Repeat, exactly and completely, the entries shown underneath.

▶ **EXERCISE MATERIALS**
=======
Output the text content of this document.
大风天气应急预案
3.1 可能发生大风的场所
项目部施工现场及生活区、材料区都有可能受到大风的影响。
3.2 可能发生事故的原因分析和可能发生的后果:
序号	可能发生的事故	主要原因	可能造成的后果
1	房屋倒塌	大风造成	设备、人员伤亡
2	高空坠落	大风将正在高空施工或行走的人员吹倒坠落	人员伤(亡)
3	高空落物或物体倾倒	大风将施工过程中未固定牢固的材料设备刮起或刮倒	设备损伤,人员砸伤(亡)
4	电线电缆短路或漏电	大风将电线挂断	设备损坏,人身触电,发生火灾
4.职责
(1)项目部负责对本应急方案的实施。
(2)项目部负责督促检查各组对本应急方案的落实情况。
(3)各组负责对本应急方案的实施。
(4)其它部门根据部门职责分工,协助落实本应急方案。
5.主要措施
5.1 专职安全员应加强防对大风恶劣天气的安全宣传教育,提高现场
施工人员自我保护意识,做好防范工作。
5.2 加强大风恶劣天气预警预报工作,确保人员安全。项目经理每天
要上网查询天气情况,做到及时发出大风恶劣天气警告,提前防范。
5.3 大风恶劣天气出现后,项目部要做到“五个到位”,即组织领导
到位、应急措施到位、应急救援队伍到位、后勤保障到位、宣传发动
=======
▶ **EXERCISE OUTPUT**
Output the text content of this document.
大风天气应急预案
3.1 可能发生大风的场所
项目部施工现场及生活区、材料区都有可能受到大风的影响。
3.2 可能发生事故的原因分析和可能发生的后果:
序号	可能发生的事故	主要原因	可能造成的后果
1	房屋倒塌	大风造成	设备、人员伤亡
2	高空坠落	大风将正在高空施工或行走的人员吹倒坠落	人员伤(亡)
3	高空落物或物体倾倒	大风将施工过程中未固定牢固的材料设备刮起或刮倒	设备损伤,人员砸伤(亡)
4	电线电缆短路或漏电	大风将电线挂断	设备损坏,人身触电,发生火灾
4.职责
(1)项目部负责对本应急方案的实施。
(2)项目部负责督促检查各组对本应急方案的落实情况。
(3)各组负责对本应急方案的实施。
(4)其它部门根据部门职责分工,协助落实本应急方案。
5.主要措施
5.1 专职安全员应加强防对大风恶劣天气的安全宣传教育,提高现场
施工人员自我保护意识,做好防范工作。
5.2 加强大风恶劣天气预警预报工作,确保人员安全。项目经理每天
要上网查询天气情况,做到及时发出大风恶劣天气警告,提前防范。
5.3 大风恶劣天气出现后,项目部要做到“五个到位”,即组织领导
到位、应急措施到位、应急救援队伍到位、后勤保障到位、宣传发动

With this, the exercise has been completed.